WRITTEN TASK. Repeat the listing in full, exactly as it stands.

RECORDS FOR PROCESSING.
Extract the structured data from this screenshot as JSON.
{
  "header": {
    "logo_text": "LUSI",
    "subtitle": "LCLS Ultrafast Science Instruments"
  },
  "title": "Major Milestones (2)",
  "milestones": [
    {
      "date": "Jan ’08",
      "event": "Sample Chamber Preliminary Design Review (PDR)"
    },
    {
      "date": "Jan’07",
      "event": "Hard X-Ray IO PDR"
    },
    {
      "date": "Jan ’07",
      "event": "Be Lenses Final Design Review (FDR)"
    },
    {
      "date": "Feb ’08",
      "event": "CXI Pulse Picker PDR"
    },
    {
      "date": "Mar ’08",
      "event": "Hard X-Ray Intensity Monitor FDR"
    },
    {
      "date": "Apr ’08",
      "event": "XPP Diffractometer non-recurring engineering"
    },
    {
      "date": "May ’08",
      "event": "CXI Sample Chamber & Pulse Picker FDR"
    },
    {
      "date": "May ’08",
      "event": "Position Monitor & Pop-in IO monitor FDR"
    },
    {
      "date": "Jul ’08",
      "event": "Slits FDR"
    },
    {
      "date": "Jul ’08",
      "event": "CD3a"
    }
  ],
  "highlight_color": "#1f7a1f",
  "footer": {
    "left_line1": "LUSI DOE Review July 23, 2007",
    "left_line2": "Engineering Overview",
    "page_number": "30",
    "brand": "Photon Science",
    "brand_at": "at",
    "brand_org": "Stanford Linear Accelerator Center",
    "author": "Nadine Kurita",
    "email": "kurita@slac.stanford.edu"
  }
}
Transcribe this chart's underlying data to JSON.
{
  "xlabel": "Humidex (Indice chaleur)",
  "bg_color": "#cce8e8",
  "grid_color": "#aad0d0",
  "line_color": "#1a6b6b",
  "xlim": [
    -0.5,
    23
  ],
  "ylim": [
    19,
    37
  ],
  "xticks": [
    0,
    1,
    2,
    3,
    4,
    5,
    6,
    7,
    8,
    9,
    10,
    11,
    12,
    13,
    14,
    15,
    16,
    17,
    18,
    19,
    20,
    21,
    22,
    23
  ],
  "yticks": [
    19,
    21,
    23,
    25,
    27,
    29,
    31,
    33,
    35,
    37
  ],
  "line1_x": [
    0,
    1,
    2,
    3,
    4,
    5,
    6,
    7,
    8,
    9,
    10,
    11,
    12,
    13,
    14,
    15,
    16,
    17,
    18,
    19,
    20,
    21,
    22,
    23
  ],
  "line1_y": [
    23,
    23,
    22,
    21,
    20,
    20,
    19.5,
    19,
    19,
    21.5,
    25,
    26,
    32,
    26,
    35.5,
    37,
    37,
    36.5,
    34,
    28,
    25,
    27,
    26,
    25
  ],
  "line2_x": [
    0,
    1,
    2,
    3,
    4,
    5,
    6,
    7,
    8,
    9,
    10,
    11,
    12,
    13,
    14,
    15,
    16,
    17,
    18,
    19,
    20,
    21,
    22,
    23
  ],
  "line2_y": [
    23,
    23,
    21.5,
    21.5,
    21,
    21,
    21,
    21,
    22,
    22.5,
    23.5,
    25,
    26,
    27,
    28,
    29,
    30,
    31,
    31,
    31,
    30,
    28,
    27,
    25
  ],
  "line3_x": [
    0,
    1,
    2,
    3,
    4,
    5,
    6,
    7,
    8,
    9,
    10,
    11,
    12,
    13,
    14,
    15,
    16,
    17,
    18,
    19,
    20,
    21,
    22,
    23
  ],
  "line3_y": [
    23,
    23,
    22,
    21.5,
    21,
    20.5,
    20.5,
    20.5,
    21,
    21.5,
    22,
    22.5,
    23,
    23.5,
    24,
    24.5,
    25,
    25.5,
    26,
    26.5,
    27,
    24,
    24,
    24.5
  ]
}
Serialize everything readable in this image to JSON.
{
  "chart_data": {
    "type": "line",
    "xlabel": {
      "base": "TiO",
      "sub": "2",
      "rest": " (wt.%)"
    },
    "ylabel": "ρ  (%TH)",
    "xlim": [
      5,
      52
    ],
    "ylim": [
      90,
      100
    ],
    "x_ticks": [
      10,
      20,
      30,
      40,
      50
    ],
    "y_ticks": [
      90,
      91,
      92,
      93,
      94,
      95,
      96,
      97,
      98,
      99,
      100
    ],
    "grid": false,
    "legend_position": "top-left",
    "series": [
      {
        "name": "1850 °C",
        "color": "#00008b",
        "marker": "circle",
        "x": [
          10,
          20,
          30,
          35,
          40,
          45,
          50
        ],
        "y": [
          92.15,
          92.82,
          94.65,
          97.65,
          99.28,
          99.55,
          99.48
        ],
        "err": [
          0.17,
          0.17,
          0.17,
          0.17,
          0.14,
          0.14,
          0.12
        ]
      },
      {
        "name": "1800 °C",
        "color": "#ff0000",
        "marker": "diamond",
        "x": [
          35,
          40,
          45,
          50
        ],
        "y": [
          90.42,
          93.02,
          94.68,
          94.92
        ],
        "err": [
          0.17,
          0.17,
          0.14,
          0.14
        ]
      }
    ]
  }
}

TASK OUTPUT.
Extract the structured data from this screenshot as JSON.
{
  "header": {
    "logo_text": "LUSI",
    "subtitle": "LCLS Ultrafast Science Instruments"
  },
  "title": "Major Milestones (2)",
  "milestones": [
    {
      "date": "Jan ’08",
      "event": "Sample Chamber Preliminary Design Review (PDR)"
    },
    {
      "date": "Jan’07",
      "event": "Hard X-Ray IO PDR"
    },
    {
      "date": "Jan ’07",
      "event": "Be Lenses Final Design Review (FDR)"
    },
    {
      "date": "Feb ’08",
      "event": "CXI Pulse Picker PDR"
    },
    {
      "date": "Mar ’08",
      "event": "Hard X-Ray Intensity Monitor FDR"
    },
    {
      "date": "Apr ’08",
      "event": "XPP Diffractometer non-recurring engineering"
    },
    {
      "date": "May ’08",
      "event": "CXI Sample Chamber & Pulse Picker FDR"
    },
    {
      "date": "May ’08",
      "event": "Position Monitor & Pop-in IO monitor FDR"
    },
    {
      "date": "Jul ’08",
      "event": "Slits FDR"
    },
    {
      "date": "Jul ’08",
      "event": "CD3a"
    }
  ],
  "highlight_color": "#1f7a1f",
  "footer": {
    "left_line1": "LUSI DOE Review July 23, 2007",
    "left_line2": "Engineering Overview",
    "page_number": "30",
    "brand": "Photon Science",
    "brand_at": "at",
    "brand_org": "Stanford Linear Accelerator Center",
    "author": "Nadine Kurita",
    "email": "kurita@slac.stanford.edu"
  }
}
Transcribe this chart's underlying data to JSON.
{
  "xlabel": "Humidex (Indice chaleur)",
  "bg_color": "#cce8e8",
  "grid_color": "#aad0d0",
  "line_color": "#1a6b6b",
  "xlim": [
    -0.5,
    23
  ],
  "ylim": [
    19,
    37
  ],
  "xticks": [
    0,
    1,
    2,
    3,
    4,
    5,
    6,
    7,
    8,
    9,
    10,
    11,
    12,
    13,
    14,
    15,
    16,
    17,
    18,
    19,
    20,
    21,
    22,
    23
  ],
  "yticks": [
    19,
    21,
    23,
    25,
    27,
    29,
    31,
    33,
    35,
    37
  ],
  "line1_x": [
    0,
    1,
    2,
    3,
    4,
    5,
    6,
    7,
    8,
    9,
    10,
    11,
    12,
    13,
    14,
    15,
    16,
    17,
    18,
    19,
    20,
    21,
    22,
    23
  ],
  "line1_y": [
    23,
    23,
    22,
    21,
    20,
    20,
    19.5,
    19,
    19,
    21.5,
    25,
    26,
    32,
    26,
    35.5,
    37,
    37,
    36.5,
    34,
    28,
    25,
    27,
    26,
    25
  ],
  "line2_x": [
    0,
    1,
    2,
    3,
    4,
    5,
    6,
    7,
    8,
    9,
    10,
    11,
    12,
    13,
    14,
    15,
    16,
    17,
    18,
    19,
    20,
    21,
    22,
    23
  ],
  "line2_y": [
    23,
    23,
    21.5,
    21.5,
    21,
    21,
    21,
    21,
    22,
    22.5,
    23.5,
    25,
    26,
    27,
    28,
    29,
    30,
    31,
    31,
    31,
    30,
    28,
    27,
    25
  ],
  "line3_x": [
    0,
    1,
    2,
    3,
    4,
    5,
    6,
    7,
    8,
    9,
    10,
    11,
    12,
    13,
    14,
    15,
    16,
    17,
    18,
    19,
    20,
    21,
    22,
    23
  ],
  "line3_y": [
    23,
    23,
    22,
    21.5,
    21,
    20.5,
    20.5,
    20.5,
    21,
    21.5,
    22,
    22.5,
    23,
    23.5,
    24,
    24.5,
    25,
    25.5,
    26,
    26.5,
    27,
    24,
    24,
    24.5
  ]
}
Serialize everything readable in this image to JSON.
{
  "chart_data": {
    "type": "line",
    "xlabel": {
      "base": "TiO",
      "sub": "2",
      "rest": " (wt.%)"
    },
    "ylabel": "ρ  (%TH)",
    "xlim": [
      5,
      52
    ],
    "ylim": [
      90,
      100
    ],
    "x_ticks": [
      10,
      20,
      30,
      40,
      50
    ],
    "y_ticks": [
      90,
      91,
      92,
      93,
      94,
      95,
      96,
      97,
      98,
      99,
      100
    ],
    "grid": false,
    "legend_position": "top-left",
    "series": [
      {
        "name": "1850 °C",
        "color": "#00008b",
        "marker": "circle",
        "x": [
          10,
          20,
          30,
          35,
          40,
          45,
          50
        ],
        "y": [
          92.15,
          92.82,
          94.65,
          97.65,
          99.28,
          99.55,
          99.48
        ],
        "err": [
          0.17,
          0.17,
          0.17,
          0.17,
          0.14,
          0.14,
          0.12
        ]
      },
      {
        "name": "1800 °C",
        "color": "#ff0000",
        "marker": "diamond",
        "x": [
          35,
          40,
          45,
          50
        ],
        "y": [
          90.42,
          93.02,
          94.68,
          94.92
        ],
        "err": [
          0.17,
          0.17,
          0.14,
          0.14
        ]
      }
    ]
  }
}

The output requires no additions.